§ Raw records

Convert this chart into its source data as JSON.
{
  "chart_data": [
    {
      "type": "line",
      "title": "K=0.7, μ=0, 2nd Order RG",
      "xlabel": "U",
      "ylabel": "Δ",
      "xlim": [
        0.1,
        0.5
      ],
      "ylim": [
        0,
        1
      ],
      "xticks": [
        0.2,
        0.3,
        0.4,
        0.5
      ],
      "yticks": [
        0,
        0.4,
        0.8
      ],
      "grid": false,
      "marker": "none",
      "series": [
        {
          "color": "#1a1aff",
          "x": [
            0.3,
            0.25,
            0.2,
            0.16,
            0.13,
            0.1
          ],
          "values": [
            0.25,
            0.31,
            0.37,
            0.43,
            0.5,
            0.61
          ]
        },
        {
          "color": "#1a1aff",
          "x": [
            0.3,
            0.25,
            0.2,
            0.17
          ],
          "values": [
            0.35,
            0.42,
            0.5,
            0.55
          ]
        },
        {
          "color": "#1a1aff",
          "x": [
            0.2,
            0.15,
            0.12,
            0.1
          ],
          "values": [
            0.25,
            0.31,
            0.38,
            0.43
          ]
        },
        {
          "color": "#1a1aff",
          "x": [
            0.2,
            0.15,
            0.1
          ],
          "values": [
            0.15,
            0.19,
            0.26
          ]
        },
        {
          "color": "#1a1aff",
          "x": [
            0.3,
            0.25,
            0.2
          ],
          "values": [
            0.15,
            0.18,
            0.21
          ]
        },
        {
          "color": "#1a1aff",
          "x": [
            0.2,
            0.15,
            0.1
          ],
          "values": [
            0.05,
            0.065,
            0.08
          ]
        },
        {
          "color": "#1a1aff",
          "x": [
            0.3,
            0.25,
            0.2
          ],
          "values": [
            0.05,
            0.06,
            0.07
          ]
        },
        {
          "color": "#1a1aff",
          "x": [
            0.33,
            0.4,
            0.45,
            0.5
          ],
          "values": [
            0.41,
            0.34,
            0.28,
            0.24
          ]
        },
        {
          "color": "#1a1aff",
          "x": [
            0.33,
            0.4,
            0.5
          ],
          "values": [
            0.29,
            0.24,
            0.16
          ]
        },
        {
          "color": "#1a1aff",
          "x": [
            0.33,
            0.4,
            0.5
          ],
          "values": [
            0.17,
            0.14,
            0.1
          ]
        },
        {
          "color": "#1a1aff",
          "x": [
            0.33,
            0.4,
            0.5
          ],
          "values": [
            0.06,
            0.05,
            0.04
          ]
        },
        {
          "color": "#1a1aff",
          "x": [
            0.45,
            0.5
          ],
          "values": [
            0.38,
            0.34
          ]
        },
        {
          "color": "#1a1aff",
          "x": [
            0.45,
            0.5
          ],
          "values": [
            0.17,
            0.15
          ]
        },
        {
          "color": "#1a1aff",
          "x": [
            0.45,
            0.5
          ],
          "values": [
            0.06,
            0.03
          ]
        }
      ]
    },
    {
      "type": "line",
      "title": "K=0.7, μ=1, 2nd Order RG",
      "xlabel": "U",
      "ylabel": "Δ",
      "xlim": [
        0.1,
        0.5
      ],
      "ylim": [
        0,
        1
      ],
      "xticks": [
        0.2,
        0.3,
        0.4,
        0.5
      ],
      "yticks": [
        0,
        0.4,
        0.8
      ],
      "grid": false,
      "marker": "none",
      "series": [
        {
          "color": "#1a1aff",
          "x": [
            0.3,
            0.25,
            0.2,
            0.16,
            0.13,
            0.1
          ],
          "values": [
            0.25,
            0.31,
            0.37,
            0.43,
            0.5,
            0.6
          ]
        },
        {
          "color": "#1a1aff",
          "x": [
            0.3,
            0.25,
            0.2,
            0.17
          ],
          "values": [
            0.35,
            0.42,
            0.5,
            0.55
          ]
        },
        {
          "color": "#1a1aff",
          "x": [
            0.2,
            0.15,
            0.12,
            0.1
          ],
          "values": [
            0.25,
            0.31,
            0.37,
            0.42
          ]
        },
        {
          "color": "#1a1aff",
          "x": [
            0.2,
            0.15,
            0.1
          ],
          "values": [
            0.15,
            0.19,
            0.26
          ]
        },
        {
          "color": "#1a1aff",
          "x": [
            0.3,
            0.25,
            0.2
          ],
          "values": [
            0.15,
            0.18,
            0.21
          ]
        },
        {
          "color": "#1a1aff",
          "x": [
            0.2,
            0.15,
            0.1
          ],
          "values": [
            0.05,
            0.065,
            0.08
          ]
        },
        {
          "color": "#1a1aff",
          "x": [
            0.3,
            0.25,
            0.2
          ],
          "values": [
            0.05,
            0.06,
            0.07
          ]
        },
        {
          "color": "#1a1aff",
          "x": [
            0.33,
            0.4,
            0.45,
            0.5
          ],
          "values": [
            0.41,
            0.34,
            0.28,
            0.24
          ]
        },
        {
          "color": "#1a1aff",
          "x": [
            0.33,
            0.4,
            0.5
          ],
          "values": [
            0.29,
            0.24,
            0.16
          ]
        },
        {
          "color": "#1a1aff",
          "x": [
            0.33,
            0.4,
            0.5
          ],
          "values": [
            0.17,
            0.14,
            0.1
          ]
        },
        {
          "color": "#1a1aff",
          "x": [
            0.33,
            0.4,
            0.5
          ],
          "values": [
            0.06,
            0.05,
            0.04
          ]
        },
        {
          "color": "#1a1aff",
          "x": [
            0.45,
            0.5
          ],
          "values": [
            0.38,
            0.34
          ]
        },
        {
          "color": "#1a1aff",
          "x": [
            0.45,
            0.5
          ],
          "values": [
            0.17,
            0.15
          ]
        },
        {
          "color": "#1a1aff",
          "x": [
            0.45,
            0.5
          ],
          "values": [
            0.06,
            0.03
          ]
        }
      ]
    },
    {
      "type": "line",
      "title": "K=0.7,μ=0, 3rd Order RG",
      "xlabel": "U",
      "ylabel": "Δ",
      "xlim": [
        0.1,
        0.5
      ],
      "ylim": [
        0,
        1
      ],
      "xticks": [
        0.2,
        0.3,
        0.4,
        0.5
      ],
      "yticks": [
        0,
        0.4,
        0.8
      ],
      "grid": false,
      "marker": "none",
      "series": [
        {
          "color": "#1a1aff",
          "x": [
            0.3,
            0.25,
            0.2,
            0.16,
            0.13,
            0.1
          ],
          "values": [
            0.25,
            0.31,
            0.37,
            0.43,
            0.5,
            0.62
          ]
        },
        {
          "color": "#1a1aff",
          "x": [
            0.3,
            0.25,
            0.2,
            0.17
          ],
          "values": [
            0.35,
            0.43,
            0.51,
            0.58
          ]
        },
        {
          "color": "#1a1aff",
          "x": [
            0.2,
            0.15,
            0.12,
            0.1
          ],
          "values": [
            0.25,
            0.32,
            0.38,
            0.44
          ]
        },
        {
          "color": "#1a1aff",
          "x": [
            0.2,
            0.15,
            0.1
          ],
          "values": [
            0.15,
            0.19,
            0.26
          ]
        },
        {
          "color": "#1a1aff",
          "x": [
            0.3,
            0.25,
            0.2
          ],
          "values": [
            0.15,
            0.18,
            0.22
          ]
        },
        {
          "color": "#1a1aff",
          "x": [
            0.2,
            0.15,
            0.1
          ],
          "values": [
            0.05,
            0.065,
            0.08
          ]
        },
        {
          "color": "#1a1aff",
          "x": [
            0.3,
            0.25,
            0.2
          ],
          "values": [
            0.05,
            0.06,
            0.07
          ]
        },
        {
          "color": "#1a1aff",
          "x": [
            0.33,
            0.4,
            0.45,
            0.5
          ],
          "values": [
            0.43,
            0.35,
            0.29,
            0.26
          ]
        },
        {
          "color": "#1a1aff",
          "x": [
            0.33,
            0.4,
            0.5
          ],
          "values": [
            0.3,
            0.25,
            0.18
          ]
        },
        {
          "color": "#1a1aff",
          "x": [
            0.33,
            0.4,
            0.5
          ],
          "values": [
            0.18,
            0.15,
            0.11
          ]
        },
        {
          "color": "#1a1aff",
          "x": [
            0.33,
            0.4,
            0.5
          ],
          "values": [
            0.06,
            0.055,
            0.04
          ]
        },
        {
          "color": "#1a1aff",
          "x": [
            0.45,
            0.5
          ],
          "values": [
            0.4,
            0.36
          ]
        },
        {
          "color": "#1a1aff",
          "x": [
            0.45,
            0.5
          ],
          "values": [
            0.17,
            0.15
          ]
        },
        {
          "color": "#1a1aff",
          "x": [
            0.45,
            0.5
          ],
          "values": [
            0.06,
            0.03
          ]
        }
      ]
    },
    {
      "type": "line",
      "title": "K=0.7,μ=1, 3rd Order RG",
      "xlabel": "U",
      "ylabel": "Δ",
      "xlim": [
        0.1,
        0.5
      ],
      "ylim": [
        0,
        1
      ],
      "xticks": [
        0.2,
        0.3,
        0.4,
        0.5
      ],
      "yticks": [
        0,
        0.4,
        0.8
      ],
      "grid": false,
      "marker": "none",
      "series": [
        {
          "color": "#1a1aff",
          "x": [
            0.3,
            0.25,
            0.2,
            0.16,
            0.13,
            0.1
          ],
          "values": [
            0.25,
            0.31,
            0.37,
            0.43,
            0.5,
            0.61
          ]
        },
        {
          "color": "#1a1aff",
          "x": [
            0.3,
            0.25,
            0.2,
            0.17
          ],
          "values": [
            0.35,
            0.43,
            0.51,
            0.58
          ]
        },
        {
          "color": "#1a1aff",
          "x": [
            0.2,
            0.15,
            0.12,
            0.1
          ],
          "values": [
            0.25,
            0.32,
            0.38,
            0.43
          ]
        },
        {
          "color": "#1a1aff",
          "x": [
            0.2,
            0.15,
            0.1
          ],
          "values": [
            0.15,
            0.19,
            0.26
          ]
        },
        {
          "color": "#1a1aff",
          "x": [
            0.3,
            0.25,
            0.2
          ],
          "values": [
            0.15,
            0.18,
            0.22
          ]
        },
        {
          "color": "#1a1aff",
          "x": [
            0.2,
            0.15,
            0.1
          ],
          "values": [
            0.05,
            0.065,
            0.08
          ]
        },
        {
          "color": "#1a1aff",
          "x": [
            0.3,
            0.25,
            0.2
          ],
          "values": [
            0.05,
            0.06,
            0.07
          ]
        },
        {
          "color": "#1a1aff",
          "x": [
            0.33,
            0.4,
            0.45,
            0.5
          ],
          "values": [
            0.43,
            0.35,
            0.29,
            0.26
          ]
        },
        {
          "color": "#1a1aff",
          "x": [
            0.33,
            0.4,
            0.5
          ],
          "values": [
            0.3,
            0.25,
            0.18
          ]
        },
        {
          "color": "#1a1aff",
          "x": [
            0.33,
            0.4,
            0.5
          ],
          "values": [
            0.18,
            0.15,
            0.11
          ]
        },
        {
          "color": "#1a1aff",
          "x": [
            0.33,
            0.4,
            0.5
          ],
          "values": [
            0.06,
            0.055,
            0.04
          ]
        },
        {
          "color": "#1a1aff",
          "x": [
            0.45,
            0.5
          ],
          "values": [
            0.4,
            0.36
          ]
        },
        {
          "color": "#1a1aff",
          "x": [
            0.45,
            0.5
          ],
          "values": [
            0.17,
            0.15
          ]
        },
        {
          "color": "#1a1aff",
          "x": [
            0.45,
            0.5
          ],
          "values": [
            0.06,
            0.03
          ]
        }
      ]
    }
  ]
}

§ Given exercise
From the data, pick out every line that includes "Order".

§ Correct output
      "title": "K=0.7, μ=0, 2nd Order RG",
      "title": "K=0.7, μ=1, 2nd Order RG",
      "title": "K=0.7,μ=0, 3rd Order RG",
      "title": "K=0.7,μ=1, 3rd Order RG",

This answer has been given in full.